_Exercise details_:
An exact reprint of the data below is required, line for line.

_Material for this exercise_:
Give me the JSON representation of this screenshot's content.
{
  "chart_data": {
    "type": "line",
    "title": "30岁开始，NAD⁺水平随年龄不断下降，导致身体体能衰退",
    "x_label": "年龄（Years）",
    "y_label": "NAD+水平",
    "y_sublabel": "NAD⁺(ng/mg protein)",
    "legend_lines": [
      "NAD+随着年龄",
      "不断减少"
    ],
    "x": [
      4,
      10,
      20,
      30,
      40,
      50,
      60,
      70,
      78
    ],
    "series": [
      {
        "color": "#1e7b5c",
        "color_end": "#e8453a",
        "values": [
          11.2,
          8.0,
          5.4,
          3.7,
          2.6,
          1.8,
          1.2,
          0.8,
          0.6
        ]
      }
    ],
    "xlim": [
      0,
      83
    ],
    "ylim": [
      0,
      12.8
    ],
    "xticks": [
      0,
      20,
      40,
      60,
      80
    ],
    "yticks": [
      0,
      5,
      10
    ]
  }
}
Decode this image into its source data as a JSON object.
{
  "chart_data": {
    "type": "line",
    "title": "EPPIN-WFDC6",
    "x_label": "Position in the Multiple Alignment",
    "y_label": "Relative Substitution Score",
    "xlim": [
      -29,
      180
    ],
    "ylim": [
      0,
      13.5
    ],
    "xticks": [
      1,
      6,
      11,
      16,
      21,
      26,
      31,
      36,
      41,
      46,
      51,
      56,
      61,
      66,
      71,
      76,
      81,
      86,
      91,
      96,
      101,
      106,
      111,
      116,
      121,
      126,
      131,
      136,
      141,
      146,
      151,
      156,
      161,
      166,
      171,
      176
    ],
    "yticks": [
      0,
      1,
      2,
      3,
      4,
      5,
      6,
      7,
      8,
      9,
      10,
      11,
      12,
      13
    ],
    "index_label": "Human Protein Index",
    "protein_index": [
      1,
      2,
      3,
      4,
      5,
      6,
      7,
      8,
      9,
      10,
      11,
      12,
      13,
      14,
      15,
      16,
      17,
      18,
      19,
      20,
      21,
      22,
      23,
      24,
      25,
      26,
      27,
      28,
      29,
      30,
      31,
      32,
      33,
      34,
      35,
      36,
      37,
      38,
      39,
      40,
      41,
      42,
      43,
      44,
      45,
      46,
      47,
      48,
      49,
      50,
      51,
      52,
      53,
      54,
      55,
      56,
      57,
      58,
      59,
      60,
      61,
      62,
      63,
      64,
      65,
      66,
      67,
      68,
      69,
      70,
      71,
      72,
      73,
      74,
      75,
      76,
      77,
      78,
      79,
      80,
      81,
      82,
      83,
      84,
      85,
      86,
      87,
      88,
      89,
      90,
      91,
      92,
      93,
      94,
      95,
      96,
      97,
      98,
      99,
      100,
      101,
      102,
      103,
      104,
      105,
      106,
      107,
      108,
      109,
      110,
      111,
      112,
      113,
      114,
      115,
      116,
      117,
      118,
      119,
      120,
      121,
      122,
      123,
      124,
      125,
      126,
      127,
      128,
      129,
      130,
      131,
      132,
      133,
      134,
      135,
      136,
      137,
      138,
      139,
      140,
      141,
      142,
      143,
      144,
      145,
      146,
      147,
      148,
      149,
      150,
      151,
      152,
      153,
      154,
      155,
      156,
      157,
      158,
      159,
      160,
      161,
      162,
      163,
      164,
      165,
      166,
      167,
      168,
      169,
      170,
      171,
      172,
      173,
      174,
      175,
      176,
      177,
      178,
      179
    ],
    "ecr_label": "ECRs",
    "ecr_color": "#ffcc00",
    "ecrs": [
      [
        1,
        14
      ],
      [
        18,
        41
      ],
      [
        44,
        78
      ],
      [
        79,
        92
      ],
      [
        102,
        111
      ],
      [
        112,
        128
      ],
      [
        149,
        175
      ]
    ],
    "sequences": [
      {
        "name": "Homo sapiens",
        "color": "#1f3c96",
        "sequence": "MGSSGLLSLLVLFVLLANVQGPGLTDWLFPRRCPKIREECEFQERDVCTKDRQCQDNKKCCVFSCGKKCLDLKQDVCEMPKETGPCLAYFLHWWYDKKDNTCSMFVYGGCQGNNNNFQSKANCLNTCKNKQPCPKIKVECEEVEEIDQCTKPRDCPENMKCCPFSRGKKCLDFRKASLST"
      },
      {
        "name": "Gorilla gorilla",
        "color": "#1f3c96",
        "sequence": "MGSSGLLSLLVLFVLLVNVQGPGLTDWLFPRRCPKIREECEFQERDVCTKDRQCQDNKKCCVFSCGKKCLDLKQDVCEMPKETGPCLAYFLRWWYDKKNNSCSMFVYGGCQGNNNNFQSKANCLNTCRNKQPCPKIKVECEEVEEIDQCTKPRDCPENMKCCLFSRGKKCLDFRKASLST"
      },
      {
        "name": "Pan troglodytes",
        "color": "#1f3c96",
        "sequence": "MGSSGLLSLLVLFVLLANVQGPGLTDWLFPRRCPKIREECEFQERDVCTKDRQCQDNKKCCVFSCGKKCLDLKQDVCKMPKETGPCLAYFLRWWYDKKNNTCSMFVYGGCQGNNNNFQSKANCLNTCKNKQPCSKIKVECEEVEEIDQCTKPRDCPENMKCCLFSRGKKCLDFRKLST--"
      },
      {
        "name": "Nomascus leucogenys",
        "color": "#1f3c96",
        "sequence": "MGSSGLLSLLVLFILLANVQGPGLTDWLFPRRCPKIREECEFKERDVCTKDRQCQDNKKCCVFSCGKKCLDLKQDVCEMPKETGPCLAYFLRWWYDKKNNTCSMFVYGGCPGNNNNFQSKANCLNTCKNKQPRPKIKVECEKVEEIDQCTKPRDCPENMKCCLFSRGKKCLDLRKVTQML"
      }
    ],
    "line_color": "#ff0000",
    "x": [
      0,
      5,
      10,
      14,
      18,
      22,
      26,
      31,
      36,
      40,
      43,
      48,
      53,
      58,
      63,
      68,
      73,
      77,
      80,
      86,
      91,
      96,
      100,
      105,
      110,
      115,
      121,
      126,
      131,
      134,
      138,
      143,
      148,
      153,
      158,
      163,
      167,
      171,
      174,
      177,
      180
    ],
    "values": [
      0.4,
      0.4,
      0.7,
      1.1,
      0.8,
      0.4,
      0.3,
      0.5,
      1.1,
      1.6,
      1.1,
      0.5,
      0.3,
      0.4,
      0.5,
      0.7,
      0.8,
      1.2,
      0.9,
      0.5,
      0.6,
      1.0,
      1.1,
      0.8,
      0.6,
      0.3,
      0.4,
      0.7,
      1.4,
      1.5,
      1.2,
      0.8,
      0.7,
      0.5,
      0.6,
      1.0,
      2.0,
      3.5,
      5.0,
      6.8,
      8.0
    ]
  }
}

_Exercise response_:
Give me the JSON representation of this screenshot's content.
{
  "chart_data": {
    "type": "line",
    "title": "30岁开始，NAD⁺水平随年龄不断下降，导致身体体能衰退",
    "x_label": "年龄（Years）",
    "y_label": "NAD+水平",
    "y_sublabel": "NAD⁺(ng/mg protein)",
    "legend_lines": [
      "NAD+随着年龄",
      "不断减少"
    ],
    "x": [
      4,
      10,
      20,
      30,
      40,
      50,
      60,
      70,
      78
    ],
    "series": [
      {
        "color": "#1e7b5c",
        "color_end": "#e8453a",
        "values": [
          11.2,
          8.0,
          5.4,
          3.7,
          2.6,
          1.8,
          1.2,
          0.8,
          0.6
        ]
      }
    ],
    "xlim": [
      0,
      83
    ],
    "ylim": [
      0,
      12.8
    ],
    "xticks": [
      0,
      20,
      40,
      60,
      80
    ],
    "yticks": [
      0,
      5,
      10
    ]
  }
}
Decode this image into its source data as a JSON object.
{
  "chart_data": {
    "type": "line",
    "title": "EPPIN-WFDC6",
    "x_label": "Position in the Multiple Alignment",
    "y_label": "Relative Substitution Score",
    "xlim": [
      -29,
      180
    ],
    "ylim": [
      0,
      13.5
    ],
    "xticks": [
      1,
      6,
      11,
      16,
      21,
      26,
      31,
      36,
      41,
      46,
      51,
      56,
      61,
      66,
      71,
      76,
      81,
      86,
      91,
      96,
      101,
      106,
      111,
      116,
      121,
      126,
      131,
      136,
      141,
      146,
      151,
      156,
      161,
      166,
      171,
      176
    ],
    "yticks": [
      0,
      1,
      2,
      3,
      4,
      5,
      6,
      7,
      8,
      9,
      10,
      11,
      12,
      13
    ],
    "index_label": "Human Protein Index",
    "protein_index": [
      1,
      2,
      3,
      4,
      5,
      6,
      7,
      8,
      9,
      10,
      11,
      12,
      13,
      14,
      15,
      16,
      17,
      18,
      19,
      20,
      21,
      22,
      23,
      24,
      25,
      26,
      27,
      28,
      29,
      30,
      31,
      32,
      33,
      34,
      35,
      36,
      37,
      38,
      39,
      40,
      41,
      42,
      43,
      44,
      45,
      46,
      47,
      48,
      49,
      50,
      51,
      52,
      53,
      54,
      55,
      56,
      57,
      58,
      59,
      60,
      61,
      62,
      63,
      64,
      65,
      66,
      67,
      68,
      69,
      70,
      71,
      72,
      73,
      74,
      75,
      76,
      77,
      78,
      79,
      80,
      81,
      82,
      83,
      84,
      85,
      86,
      87,
      88,
      89,
      90,
      91,
      92,
      93,
      94,
      95,
      96,
      97,
      98,
      99,
      100,
      101,
      102,
      103,
      104,
      105,
      106,
      107,
      108,
      109,
      110,
      111,
      112,
      113,
      114,
      115,
      116,
      117,
      118,
      119,
      120,
      121,
      122,
      123,
      124,
      125,
      126,
      127,
      128,
      129,
      130,
      131,
      132,
      133,
      134,
      135,
      136,
      137,
      138,
      139,
      140,
      141,
      142,
      143,
      144,
      145,
      146,
      147,
      148,
      149,
      150,
      151,
      152,
      153,
      154,
      155,
      156,
      157,
      158,
      159,
      160,
      161,
      162,
      163,
      164,
      165,
      166,
      167,
      168,
      169,
      170,
      171,
      172,
      173,
      174,
      175,
      176,
      177,
      178,
      179
    ],
    "ecr_label": "ECRs",
    "ecr_color": "#ffcc00",
    "ecrs": [
      [
        1,
        14
      ],
      [
        18,
        41
      ],
      [
        44,
        78
      ],
      [
        79,
        92
      ],
      [
        102,
        111
      ],
      [
        112,
        128
      ],
      [
        149,
        175
      ]
    ],
    "sequences": [
      {
        "name": "Homo sapiens",
        "color": "#1f3c96",
        "sequence": "MGSSGLLSLLVLFVLLANVQGPGLTDWLFPRRCPKIREECEFQERDVCTKDRQCQDNKKCCVFSCGKKCLDLKQDVCEMPKETGPCLAYFLHWWYDKKDNTCSMFVYGGCQGNNNNFQSKANCLNTCKNKQPCPKIKVECEEVEEIDQCTKPRDCPENMKCCPFSRGKKCLDFRKASLST"
      },
      {
        "name": "Gorilla gorilla",
        "color": "#1f3c96",
        "sequence": "MGSSGLLSLLVLFVLLVNVQGPGLTDWLFPRRCPKIREECEFQERDVCTKDRQCQDNKKCCVFSCGKKCLDLKQDVCEMPKETGPCLAYFLRWWYDKKNNSCSMFVYGGCQGNNNNFQSKANCLNTCRNKQPCPKIKVECEEVEEIDQCTKPRDCPENMKCCLFSRGKKCLDFRKASLST"
      },
      {
        "name": "Pan troglodytes",
        "color": "#1f3c96",
        "sequence": "MGSSGLLSLLVLFVLLANVQGPGLTDWLFPRRCPKIREECEFQERDVCTKDRQCQDNKKCCVFSCGKKCLDLKQDVCKMPKETGPCLAYFLRWWYDKKNNTCSMFVYGGCQGNNNNFQSKANCLNTCKNKQPCSKIKVECEEVEEIDQCTKPRDCPENMKCCLFSRGKKCLDFRKLST--"
      },
      {
        "name": "Nomascus leucogenys",
        "color": "#1f3c96",
        "sequence": "MGSSGLLSLLVLFILLANVQGPGLTDWLFPRRCPKIREECEFKERDVCTKDRQCQDNKKCCVFSCGKKCLDLKQDVCEMPKETGPCLAYFLRWWYDKKNNTCSMFVYGGCPGNNNNFQSKANCLNTCKNKQPRPKIKVECEKVEEIDQCTKPRDCPENMKCCLFSRGKKCLDLRKVTQML"
      }
    ],
    "line_color": "#ff0000",
    "x": [
      0,
      5,
      10,
      14,
      18,
      22,
      26,
      31,
      36,
      40,
      43,
      48,
      53,
      58,
      63,
      68,
      73,
      77,
      80,
      86,
      91,
      96,
      100,
      105,
      110,
      115,
      121,
      126,
      131,
      134,
      138,
      143,
      148,
      153,
      158,
      163,
      167,
      171,
      174,
      177,
      180
    ],
    "values": [
      0.4,
      0.4,
      0.7,
      1.1,
      0.8,
      0.4,
      0.3,
      0.5,
      1.1,
      1.6,
      1.1,
      0.5,
      0.3,
      0.4,
      0.5,
      0.7,
      0.8,
      1.2,
      0.9,
      0.5,
      0.6,
      1.0,
      1.1,
      0.8,
      0.6,
      0.3,
      0.4,
      0.7,
      1.4,
      1.5,
      1.2,
      0.8,
      0.7,
      0.5,
      0.6,
      1.0,
      2.0,
      3.5,
      5.0,
      6.8,
      8.0
    ]
  }
}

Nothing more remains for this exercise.